#### [Directions]
Can you duplicate the rows between the line containing "heatmap-cell xyxy=(227,1310,262,1343)" and the line containing "heatmap-cell xyxy=(193,1184,228,1217)", inclusive, and reproduce them without any change?

+ + + +

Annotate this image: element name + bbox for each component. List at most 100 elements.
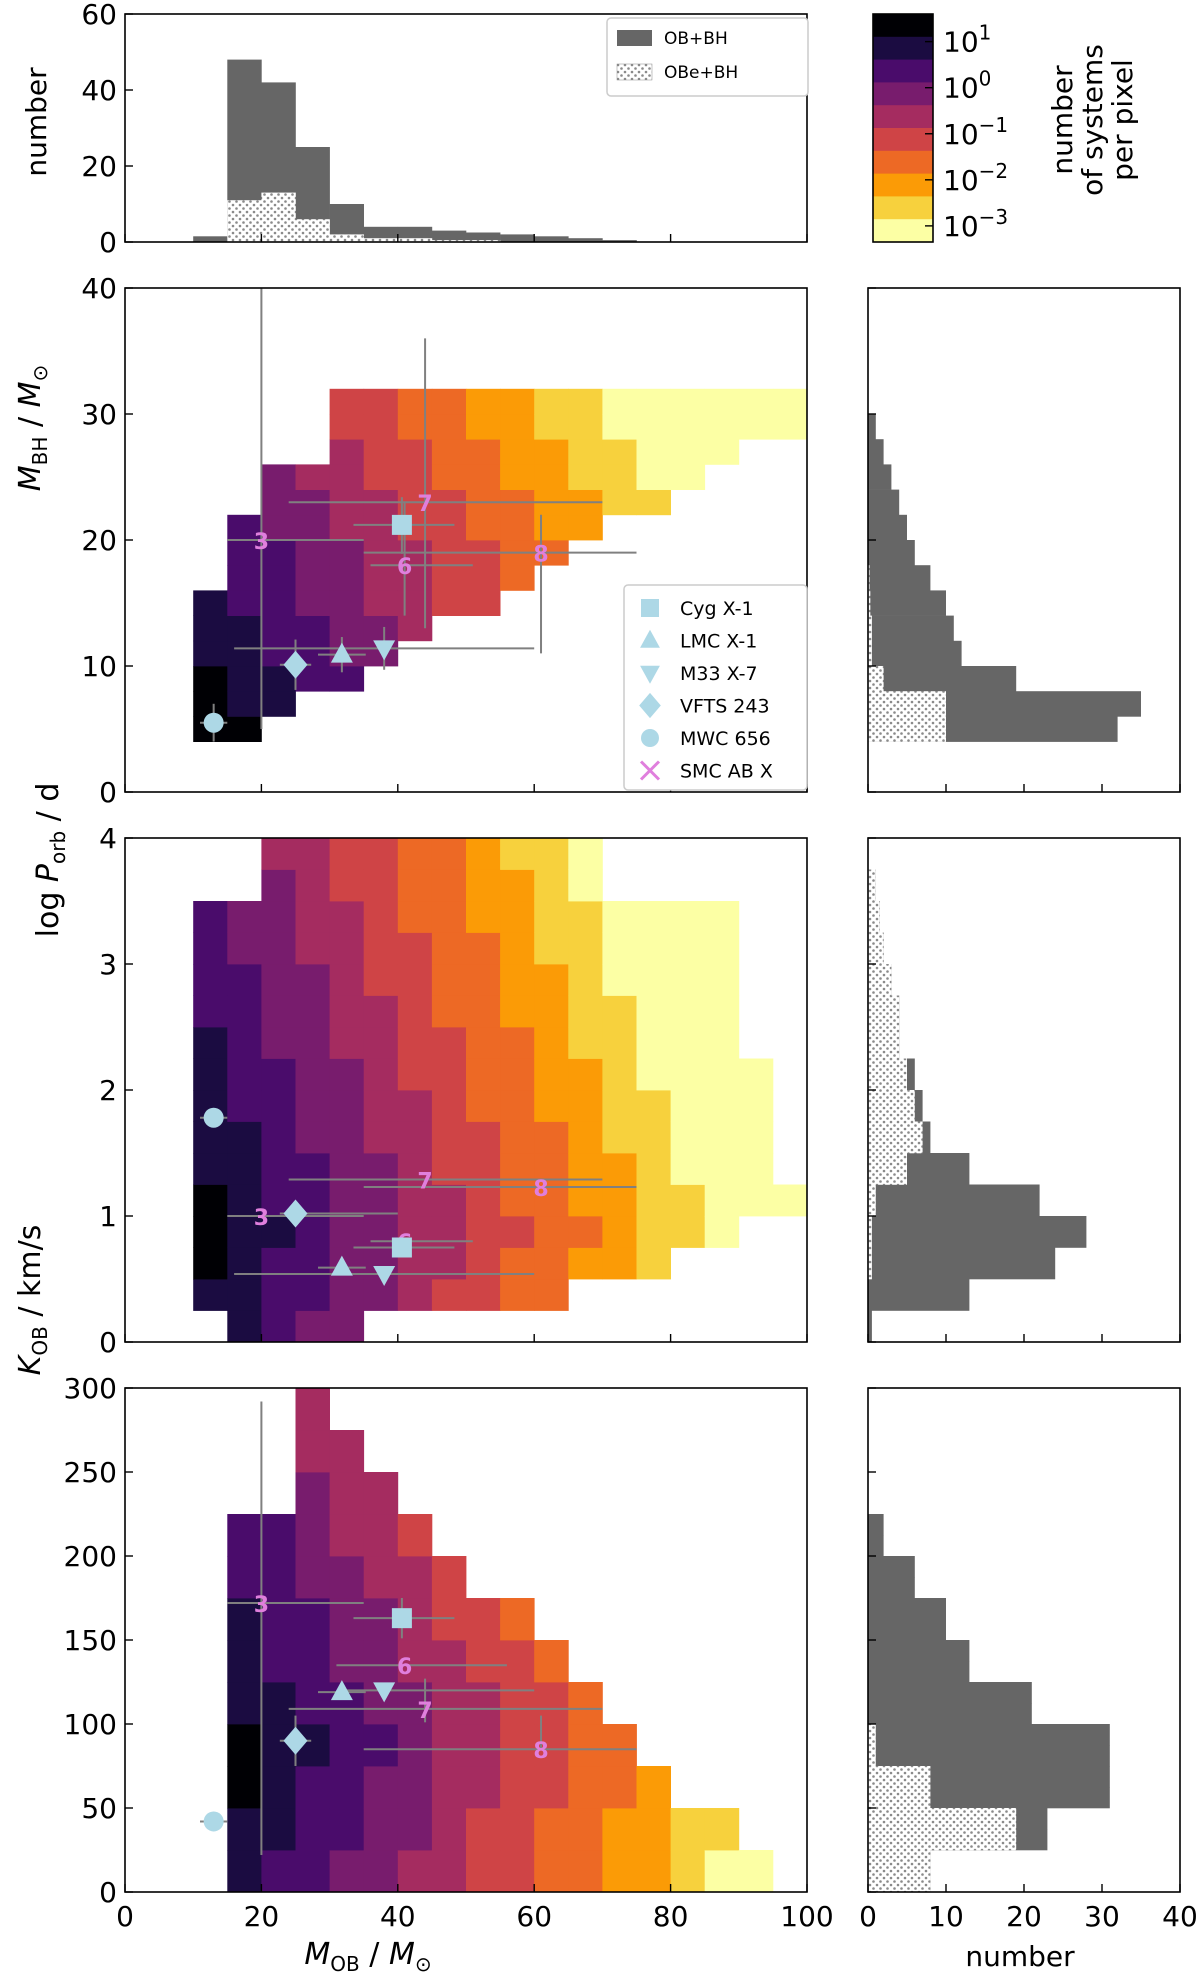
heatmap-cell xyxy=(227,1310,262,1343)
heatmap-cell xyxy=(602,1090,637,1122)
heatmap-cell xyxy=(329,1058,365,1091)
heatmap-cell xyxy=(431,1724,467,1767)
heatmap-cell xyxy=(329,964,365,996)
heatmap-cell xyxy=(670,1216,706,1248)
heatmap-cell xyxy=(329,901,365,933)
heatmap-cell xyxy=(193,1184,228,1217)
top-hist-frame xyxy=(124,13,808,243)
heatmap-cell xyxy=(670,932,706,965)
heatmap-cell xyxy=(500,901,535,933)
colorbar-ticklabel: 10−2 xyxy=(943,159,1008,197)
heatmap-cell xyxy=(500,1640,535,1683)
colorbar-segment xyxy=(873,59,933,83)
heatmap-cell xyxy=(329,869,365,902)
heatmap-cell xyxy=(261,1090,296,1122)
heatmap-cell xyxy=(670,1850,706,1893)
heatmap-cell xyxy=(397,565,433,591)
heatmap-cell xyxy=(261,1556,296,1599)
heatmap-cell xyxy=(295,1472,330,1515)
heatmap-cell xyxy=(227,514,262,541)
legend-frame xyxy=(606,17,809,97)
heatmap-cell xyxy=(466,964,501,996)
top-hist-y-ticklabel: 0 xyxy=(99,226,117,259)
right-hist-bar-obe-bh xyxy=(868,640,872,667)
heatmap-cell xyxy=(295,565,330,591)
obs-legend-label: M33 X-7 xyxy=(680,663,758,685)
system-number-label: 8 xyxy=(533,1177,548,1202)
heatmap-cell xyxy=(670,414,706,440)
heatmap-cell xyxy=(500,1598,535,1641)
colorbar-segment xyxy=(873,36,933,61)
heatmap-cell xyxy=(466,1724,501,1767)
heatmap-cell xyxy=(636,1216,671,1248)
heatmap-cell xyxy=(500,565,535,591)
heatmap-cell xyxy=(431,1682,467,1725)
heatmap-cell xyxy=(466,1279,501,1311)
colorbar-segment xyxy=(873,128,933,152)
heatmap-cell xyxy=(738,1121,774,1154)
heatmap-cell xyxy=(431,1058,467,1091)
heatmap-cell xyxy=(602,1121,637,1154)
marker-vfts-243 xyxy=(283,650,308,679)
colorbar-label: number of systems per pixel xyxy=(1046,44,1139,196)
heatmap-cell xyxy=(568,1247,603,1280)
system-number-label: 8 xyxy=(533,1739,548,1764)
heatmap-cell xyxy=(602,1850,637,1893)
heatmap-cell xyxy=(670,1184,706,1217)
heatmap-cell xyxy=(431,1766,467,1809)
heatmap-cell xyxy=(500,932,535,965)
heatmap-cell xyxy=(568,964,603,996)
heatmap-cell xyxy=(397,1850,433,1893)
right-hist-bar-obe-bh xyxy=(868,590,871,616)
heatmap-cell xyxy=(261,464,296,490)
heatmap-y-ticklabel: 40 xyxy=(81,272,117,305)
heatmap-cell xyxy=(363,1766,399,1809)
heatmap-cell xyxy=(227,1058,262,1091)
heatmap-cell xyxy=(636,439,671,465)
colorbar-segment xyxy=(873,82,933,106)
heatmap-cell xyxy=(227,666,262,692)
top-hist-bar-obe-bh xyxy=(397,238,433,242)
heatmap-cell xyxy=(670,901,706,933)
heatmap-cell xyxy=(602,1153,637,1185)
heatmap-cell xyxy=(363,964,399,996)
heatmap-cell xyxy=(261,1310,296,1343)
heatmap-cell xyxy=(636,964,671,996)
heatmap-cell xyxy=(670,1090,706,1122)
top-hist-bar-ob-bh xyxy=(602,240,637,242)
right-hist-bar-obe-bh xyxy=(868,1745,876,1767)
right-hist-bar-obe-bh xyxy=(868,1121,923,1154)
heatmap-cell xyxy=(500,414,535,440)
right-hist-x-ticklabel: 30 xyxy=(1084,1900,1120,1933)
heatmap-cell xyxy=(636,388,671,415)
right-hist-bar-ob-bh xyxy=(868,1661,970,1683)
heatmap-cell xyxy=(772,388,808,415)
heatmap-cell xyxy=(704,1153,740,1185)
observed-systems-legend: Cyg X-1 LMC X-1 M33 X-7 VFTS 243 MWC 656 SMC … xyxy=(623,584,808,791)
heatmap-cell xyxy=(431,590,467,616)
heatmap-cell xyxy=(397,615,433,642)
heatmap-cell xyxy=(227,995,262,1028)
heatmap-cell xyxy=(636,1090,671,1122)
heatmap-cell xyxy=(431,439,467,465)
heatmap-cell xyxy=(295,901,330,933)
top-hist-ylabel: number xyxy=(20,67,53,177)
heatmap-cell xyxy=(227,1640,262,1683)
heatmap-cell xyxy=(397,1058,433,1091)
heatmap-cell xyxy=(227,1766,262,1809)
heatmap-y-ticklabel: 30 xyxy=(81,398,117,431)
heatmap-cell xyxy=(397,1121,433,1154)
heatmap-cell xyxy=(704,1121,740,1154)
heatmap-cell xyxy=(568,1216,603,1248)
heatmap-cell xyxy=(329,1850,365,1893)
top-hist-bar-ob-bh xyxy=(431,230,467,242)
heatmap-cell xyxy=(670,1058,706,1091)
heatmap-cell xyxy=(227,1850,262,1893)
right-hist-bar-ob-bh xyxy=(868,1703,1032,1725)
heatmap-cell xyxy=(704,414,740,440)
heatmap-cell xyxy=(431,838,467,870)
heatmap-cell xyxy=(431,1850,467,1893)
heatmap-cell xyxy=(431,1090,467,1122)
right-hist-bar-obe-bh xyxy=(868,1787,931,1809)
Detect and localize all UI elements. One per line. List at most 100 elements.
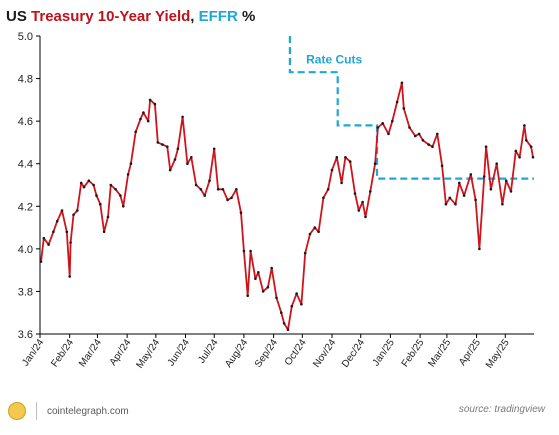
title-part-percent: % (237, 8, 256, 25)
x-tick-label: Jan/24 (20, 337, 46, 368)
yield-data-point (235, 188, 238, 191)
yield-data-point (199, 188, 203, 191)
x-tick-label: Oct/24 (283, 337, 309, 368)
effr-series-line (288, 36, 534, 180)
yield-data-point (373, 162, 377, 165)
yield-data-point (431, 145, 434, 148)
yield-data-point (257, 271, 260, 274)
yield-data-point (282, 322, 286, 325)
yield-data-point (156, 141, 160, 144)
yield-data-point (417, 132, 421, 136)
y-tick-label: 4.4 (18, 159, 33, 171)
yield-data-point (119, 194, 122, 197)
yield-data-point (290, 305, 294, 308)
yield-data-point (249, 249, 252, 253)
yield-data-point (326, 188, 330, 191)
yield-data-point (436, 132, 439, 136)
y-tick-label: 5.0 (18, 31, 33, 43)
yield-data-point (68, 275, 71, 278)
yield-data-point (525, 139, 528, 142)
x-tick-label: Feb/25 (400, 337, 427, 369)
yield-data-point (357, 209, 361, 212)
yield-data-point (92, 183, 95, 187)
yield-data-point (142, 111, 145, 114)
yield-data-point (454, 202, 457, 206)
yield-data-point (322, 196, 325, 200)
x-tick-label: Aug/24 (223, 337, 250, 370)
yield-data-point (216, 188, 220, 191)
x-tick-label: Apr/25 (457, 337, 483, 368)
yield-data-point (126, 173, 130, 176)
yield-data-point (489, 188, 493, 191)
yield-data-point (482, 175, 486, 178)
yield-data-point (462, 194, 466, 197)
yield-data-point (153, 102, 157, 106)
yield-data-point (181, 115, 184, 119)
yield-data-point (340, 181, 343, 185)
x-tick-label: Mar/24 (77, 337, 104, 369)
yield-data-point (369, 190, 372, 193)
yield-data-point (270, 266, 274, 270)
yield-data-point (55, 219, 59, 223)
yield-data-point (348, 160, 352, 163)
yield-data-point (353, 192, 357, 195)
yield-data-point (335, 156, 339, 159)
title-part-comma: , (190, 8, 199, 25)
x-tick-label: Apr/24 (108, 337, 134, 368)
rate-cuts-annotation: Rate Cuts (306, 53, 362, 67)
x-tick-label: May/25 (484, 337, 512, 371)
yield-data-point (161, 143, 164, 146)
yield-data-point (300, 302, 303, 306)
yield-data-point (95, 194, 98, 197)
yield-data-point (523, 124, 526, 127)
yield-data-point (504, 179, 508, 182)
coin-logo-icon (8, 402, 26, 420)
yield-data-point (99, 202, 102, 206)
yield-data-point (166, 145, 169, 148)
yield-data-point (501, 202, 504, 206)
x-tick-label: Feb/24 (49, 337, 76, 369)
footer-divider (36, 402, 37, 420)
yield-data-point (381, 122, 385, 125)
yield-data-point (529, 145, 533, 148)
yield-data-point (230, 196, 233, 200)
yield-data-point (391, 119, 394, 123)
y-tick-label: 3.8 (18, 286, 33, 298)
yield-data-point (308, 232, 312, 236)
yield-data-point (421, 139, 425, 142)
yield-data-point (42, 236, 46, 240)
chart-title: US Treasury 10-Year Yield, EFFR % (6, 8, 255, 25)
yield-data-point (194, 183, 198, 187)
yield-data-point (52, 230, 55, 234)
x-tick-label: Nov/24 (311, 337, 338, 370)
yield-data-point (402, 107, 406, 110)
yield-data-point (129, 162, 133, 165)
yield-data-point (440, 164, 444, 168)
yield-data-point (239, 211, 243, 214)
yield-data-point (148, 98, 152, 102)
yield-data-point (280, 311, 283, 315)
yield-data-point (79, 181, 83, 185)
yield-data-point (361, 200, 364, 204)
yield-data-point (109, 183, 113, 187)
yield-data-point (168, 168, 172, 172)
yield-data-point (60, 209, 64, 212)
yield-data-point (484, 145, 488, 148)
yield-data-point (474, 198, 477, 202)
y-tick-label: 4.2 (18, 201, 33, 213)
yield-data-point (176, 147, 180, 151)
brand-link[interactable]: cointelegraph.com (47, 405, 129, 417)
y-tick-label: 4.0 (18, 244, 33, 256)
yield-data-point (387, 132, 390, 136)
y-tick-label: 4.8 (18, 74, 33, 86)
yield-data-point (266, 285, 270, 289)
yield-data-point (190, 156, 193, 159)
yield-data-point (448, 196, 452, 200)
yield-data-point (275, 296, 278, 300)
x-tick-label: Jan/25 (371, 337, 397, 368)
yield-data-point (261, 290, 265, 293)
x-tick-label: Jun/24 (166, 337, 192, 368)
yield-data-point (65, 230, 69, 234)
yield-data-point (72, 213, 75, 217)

+ + + +

#### [Result of this exercise]
heatmap-cell xyxy=(227,1310,262,1343)
heatmap-cell xyxy=(602,1090,637,1122)
heatmap-cell xyxy=(329,1058,365,1091)
heatmap-cell xyxy=(431,1724,467,1767)
heatmap-cell xyxy=(329,964,365,996)
heatmap-cell xyxy=(670,1216,706,1248)
heatmap-cell xyxy=(329,901,365,933)
heatmap-cell xyxy=(193,1184,228,1217)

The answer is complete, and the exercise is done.